INSTRUCTION
Repeat every entry in the listing below, exactly.
▬▬▬
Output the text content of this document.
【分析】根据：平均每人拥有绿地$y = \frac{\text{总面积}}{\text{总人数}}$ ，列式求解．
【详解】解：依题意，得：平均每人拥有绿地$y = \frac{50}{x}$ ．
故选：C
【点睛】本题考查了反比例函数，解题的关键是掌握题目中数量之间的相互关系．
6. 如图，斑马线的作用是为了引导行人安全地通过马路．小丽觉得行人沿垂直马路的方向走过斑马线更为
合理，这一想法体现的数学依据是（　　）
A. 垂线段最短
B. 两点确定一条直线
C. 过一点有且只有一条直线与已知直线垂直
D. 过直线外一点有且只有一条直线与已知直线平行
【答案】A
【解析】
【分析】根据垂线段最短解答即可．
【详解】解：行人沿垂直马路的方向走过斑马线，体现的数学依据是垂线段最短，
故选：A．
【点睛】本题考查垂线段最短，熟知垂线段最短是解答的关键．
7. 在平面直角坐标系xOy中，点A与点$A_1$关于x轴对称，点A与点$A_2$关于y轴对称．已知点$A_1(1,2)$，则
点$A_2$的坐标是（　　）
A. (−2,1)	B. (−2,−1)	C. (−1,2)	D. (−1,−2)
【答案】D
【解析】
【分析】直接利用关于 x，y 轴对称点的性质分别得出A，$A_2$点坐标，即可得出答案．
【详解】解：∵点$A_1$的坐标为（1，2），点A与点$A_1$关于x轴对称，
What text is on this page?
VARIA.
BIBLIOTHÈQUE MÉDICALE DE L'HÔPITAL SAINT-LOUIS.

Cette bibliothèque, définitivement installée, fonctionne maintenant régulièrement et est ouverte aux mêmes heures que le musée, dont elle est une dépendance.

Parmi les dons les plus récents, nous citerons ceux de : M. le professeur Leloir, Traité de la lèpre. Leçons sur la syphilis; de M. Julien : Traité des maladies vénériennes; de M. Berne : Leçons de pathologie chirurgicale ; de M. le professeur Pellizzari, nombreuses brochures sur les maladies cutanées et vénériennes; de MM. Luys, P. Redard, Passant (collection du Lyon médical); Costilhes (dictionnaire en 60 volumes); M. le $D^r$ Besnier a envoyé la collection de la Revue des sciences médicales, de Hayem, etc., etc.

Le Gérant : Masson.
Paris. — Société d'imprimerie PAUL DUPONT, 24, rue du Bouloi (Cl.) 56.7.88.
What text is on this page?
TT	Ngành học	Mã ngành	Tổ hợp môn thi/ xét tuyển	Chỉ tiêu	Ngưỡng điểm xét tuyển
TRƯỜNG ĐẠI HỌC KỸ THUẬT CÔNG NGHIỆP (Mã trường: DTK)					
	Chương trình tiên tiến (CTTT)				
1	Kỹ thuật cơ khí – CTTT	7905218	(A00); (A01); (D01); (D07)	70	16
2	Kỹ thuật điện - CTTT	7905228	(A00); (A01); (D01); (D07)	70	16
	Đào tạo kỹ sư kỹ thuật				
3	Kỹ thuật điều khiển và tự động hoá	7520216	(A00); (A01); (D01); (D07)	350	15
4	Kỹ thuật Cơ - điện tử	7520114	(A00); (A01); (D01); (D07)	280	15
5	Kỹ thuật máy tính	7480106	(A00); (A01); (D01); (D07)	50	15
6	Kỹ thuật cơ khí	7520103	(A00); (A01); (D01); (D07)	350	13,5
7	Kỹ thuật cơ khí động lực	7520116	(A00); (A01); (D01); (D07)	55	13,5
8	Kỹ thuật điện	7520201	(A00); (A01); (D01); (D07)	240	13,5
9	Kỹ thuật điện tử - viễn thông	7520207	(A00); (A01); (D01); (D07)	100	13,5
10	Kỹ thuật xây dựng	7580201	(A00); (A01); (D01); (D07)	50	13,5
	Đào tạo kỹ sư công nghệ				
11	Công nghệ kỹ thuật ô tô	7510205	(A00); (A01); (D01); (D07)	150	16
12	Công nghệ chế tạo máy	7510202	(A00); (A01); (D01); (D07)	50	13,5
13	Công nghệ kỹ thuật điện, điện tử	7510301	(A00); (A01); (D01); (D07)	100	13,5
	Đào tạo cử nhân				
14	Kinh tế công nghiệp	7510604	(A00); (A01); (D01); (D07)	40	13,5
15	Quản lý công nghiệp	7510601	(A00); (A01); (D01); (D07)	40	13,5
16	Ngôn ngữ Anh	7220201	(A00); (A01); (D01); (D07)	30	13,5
▬▬▬
FINISHED TASK
Output the text content of this document.
【分析】根据：平均每人拥有绿地$y = \frac{\text{总面积}}{\text{总人数}}$ ，列式求解．
【详解】解：依题意，得：平均每人拥有绿地$y = \frac{50}{x}$ ．
故选：C
【点睛】本题考查了反比例函数，解题的关键是掌握题目中数量之间的相互关系．
6. 如图，斑马线的作用是为了引导行人安全地通过马路．小丽觉得行人沿垂直马路的方向走过斑马线更为
合理，这一想法体现的数学依据是（　　）
A. 垂线段最短
B. 两点确定一条直线
C. 过一点有且只有一条直线与已知直线垂直
D. 过直线外一点有且只有一条直线与已知直线平行
【答案】A
【解析】
【分析】根据垂线段最短解答即可．
【详解】解：行人沿垂直马路的方向走过斑马线，体现的数学依据是垂线段最短，
故选：A．
【点睛】本题考查垂线段最短，熟知垂线段最短是解答的关键．
7. 在平面直角坐标系xOy中，点A与点$A_1$关于x轴对称，点A与点$A_2$关于y轴对称．已知点$A_1(1,2)$，则
点$A_2$的坐标是（　　）
A. (−2,1)	B. (−2,−1)	C. (−1,2)	D. (−1,−2)
【答案】D
【解析】
【分析】直接利用关于 x，y 轴对称点的性质分别得出A，$A_2$点坐标，即可得出答案．
【详解】解：∵点$A_1$的坐标为（1，2），点A与点$A_1$关于x轴对称，
What text is on this page?
VARIA.
BIBLIOTHÈQUE MÉDICALE DE L'HÔPITAL SAINT-LOUIS.

Cette bibliothèque, définitivement installée, fonctionne maintenant régulièrement et est ouverte aux mêmes heures que le musée, dont elle est une dépendance.

Parmi les dons les plus récents, nous citerons ceux de : M. le professeur Leloir, Traité de la lèpre. Leçons sur la syphilis; de M. Julien : Traité des maladies vénériennes; de M. Berne : Leçons de pathologie chirurgicale ; de M. le professeur Pellizzari, nombreuses brochures sur les maladies cutanées et vénériennes; de MM. Luys, P. Redard, Passant (collection du Lyon médical); Costilhes (dictionnaire en 60 volumes); M. le $D^r$ Besnier a envoyé la collection de la Revue des sciences médicales, de Hayem, etc., etc.

Le Gérant : Masson.
Paris. — Société d'imprimerie PAUL DUPONT, 24, rue du Bouloi (Cl.) 56.7.88.
What text is on this page?
TT	Ngành học	Mã ngành	Tổ hợp môn thi/ xét tuyển	Chỉ tiêu	Ngưỡng điểm xét tuyển
TRƯỜNG ĐẠI HỌC KỸ THUẬT CÔNG NGHIỆP (Mã trường: DTK)					
	Chương trình tiên tiến (CTTT)				
1	Kỹ thuật cơ khí – CTTT	7905218	(A00); (A01); (D01); (D07)	70	16
2	Kỹ thuật điện - CTTT	7905228	(A00); (A01); (D01); (D07)	70	16
	Đào tạo kỹ sư kỹ thuật				
3	Kỹ thuật điều khiển và tự động hoá	7520216	(A00); (A01); (D01); (D07)	350	15
4	Kỹ thuật Cơ - điện tử	7520114	(A00); (A01); (D01); (D07)	280	15
5	Kỹ thuật máy tính	7480106	(A00); (A01); (D01); (D07)	50	15
6	Kỹ thuật cơ khí	7520103	(A00); (A01); (D01); (D07)	350	13,5
7	Kỹ thuật cơ khí động lực	7520116	(A00); (A01); (D01); (D07)	55	13,5
8	Kỹ thuật điện	7520201	(A00); (A01); (D01); (D07)	240	13,5
9	Kỹ thuật điện tử - viễn thông	7520207	(A00); (A01); (D01); (D07)	100	13,5
10	Kỹ thuật xây dựng	7580201	(A00); (A01); (D01); (D07)	50	13,5
	Đào tạo kỹ sư công nghệ				
11	Công nghệ kỹ thuật ô tô	7510205	(A00); (A01); (D01); (D07)	150	16
12	Công nghệ chế tạo máy	7510202	(A00); (A01); (D01); (D07)	50	13,5
13	Công nghệ kỹ thuật điện, điện tử	7510301	(A00); (A01); (D01); (D07)	100	13,5
	Đào tạo cử nhân				
14	Kinh tế công nghiệp	7510604	(A00); (A01); (D01); (D07)	40	13,5
15	Quản lý công nghiệp	7510601	(A00); (A01); (D01); (D07)	40	13,5
16	Ngôn ngữ Anh	7220201	(A00); (A01); (D01); (D07)	30	13,5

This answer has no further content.